Stated exercise:
Begin at the first line of the data and stop after the line containing "scatter-point (695, 288, 707, 300)". Change "scatter-point" to "plot-marker" in those lines and keep everything else the same.

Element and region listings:
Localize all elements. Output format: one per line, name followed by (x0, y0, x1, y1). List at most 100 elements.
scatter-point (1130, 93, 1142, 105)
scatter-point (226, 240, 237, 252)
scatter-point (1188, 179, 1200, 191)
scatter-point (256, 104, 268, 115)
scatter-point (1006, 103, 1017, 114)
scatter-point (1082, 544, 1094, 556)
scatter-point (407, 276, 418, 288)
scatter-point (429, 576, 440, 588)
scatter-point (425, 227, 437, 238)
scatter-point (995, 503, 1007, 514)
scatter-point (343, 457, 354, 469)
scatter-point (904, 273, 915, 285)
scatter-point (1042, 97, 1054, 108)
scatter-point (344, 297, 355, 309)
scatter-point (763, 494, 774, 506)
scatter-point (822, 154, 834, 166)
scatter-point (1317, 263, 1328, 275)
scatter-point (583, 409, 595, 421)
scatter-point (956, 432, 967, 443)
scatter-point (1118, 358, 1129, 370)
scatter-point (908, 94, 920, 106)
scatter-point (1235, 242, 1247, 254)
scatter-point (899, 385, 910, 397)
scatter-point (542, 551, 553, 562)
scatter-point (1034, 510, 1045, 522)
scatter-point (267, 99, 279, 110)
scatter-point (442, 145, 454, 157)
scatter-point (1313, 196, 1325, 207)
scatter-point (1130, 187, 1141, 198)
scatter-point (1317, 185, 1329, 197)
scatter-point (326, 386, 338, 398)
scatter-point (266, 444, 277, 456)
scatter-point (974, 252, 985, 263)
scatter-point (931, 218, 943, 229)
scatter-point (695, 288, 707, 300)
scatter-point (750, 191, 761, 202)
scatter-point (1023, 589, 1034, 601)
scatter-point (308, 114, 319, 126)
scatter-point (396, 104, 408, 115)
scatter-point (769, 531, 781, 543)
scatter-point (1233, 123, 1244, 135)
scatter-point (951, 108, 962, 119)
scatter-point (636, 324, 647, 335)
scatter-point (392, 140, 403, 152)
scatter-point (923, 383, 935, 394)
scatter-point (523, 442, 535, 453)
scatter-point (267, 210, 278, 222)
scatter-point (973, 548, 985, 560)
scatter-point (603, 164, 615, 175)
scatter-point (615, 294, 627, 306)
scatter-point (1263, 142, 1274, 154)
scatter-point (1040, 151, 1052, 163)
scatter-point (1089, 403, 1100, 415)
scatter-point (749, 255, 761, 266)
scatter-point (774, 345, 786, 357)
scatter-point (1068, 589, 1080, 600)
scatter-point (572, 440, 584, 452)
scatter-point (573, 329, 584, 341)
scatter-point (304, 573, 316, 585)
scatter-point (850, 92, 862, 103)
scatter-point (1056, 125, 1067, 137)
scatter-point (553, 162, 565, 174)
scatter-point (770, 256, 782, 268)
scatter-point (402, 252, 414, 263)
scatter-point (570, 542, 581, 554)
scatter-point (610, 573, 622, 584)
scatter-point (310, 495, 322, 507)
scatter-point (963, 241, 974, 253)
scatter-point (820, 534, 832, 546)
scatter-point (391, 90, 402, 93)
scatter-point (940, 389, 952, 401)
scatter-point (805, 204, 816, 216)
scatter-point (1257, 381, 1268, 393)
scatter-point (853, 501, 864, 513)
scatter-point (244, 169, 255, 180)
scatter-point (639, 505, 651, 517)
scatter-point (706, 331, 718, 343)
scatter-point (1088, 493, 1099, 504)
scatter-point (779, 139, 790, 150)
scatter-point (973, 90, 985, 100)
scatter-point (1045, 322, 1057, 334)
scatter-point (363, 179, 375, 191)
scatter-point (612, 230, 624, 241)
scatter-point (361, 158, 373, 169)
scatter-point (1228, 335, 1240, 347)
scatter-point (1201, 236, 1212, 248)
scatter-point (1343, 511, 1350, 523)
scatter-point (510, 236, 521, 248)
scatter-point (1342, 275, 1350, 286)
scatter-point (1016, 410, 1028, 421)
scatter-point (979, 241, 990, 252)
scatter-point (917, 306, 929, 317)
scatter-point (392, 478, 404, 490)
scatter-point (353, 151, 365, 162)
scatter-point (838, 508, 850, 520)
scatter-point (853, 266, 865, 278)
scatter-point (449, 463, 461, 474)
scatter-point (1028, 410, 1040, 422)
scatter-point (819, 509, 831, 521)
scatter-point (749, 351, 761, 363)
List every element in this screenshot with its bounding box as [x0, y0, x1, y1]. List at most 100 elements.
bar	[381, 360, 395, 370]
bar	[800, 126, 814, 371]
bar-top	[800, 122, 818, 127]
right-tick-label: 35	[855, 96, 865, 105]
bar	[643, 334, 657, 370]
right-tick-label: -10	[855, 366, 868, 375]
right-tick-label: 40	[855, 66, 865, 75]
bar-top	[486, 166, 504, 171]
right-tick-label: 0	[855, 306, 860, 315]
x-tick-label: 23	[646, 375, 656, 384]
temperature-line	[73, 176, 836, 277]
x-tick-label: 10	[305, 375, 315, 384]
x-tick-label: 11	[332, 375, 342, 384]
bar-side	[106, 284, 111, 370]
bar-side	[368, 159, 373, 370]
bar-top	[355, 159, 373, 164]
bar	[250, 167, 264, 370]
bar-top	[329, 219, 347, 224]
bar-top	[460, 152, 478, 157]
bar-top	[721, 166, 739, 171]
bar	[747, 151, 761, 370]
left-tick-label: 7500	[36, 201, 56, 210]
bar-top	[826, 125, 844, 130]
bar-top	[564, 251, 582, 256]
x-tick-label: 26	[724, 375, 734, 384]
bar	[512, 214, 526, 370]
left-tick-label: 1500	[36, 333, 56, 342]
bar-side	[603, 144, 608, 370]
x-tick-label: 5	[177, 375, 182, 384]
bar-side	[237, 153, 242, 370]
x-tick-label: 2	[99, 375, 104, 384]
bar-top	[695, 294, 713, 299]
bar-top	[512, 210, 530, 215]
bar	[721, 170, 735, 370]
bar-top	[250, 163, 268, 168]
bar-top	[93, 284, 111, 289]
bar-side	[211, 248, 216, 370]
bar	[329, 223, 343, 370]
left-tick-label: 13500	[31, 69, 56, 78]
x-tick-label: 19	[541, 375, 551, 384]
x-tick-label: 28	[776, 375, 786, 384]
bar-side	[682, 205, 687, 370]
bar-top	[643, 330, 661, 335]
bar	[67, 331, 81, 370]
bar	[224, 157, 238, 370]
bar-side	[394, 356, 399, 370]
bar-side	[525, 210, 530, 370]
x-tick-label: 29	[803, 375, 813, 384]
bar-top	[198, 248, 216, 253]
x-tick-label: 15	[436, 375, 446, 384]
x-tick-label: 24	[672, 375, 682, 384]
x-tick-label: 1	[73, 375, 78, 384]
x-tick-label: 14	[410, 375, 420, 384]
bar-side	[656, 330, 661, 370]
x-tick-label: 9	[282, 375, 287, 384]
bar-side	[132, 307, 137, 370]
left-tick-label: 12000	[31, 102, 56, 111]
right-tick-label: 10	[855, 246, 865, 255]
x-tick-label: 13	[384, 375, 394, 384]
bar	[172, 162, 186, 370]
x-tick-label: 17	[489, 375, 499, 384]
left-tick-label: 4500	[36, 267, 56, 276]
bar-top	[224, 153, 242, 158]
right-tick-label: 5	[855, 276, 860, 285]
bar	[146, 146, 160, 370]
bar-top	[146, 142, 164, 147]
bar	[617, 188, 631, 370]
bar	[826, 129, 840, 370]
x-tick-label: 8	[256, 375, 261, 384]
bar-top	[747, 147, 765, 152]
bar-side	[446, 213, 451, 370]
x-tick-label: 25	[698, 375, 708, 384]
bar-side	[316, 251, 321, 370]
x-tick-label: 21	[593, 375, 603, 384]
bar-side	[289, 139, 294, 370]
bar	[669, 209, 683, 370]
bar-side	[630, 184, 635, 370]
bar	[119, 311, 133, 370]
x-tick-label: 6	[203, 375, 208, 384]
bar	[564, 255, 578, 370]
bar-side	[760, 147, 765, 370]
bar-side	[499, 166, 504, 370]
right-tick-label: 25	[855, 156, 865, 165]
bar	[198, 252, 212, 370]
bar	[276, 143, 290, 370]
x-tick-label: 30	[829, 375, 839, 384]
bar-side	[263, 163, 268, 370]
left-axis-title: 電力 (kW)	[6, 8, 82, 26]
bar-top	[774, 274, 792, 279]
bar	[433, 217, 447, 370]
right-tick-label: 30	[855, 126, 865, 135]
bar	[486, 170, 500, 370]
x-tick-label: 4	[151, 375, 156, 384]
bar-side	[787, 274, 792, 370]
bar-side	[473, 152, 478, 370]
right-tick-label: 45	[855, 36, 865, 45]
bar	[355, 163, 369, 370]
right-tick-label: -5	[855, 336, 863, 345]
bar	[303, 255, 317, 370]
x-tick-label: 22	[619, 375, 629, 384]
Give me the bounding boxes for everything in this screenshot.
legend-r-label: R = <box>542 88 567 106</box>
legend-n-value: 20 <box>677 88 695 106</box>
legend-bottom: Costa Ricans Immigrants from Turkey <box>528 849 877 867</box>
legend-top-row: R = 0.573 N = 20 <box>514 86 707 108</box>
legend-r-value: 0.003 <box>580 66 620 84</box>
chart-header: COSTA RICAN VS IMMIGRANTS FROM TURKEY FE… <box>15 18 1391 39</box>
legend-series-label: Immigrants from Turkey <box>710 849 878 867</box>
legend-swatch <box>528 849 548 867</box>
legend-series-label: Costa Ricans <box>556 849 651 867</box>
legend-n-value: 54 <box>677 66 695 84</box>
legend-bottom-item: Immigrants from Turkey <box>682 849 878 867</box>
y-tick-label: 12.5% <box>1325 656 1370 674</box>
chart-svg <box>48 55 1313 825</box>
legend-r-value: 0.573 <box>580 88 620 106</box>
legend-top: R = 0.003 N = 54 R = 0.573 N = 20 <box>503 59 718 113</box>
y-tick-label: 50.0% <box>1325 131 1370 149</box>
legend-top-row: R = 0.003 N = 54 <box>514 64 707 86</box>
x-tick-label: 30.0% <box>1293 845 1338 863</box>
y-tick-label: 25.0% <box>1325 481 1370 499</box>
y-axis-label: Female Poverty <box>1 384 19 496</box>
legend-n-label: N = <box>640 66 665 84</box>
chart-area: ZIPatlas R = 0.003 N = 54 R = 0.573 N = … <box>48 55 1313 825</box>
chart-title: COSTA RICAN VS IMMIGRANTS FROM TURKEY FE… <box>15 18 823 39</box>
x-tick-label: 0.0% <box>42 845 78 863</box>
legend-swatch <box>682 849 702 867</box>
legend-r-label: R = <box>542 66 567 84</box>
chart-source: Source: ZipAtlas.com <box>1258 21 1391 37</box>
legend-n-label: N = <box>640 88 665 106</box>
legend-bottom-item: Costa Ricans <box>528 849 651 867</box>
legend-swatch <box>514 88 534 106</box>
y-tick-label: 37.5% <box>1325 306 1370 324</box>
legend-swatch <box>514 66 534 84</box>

Answer in full:
Localize all elements. Output format: one per line, name followed by (x0, y0, x1, y1). List at most 100 elements.
plot-marker (1130, 93, 1142, 105)
plot-marker (226, 240, 237, 252)
plot-marker (1188, 179, 1200, 191)
plot-marker (256, 104, 268, 115)
plot-marker (1006, 103, 1017, 114)
plot-marker (1082, 544, 1094, 556)
plot-marker (407, 276, 418, 288)
plot-marker (429, 576, 440, 588)
plot-marker (425, 227, 437, 238)
plot-marker (995, 503, 1007, 514)
plot-marker (343, 457, 354, 469)
plot-marker (904, 273, 915, 285)
plot-marker (1042, 97, 1054, 108)
plot-marker (344, 297, 355, 309)
plot-marker (763, 494, 774, 506)
plot-marker (822, 154, 834, 166)
plot-marker (1317, 263, 1328, 275)
plot-marker (583, 409, 595, 421)
plot-marker (956, 432, 967, 443)
plot-marker (1118, 358, 1129, 370)
plot-marker (908, 94, 920, 106)
plot-marker (1235, 242, 1247, 254)
plot-marker (899, 385, 910, 397)
plot-marker (542, 551, 553, 562)
plot-marker (1034, 510, 1045, 522)
plot-marker (267, 99, 279, 110)
plot-marker (442, 145, 454, 157)
plot-marker (1313, 196, 1325, 207)
plot-marker (1130, 187, 1141, 198)
plot-marker (1317, 185, 1329, 197)
plot-marker (326, 386, 338, 398)
plot-marker (266, 444, 277, 456)
plot-marker (974, 252, 985, 263)
plot-marker (931, 218, 943, 229)
plot-marker (695, 288, 707, 300)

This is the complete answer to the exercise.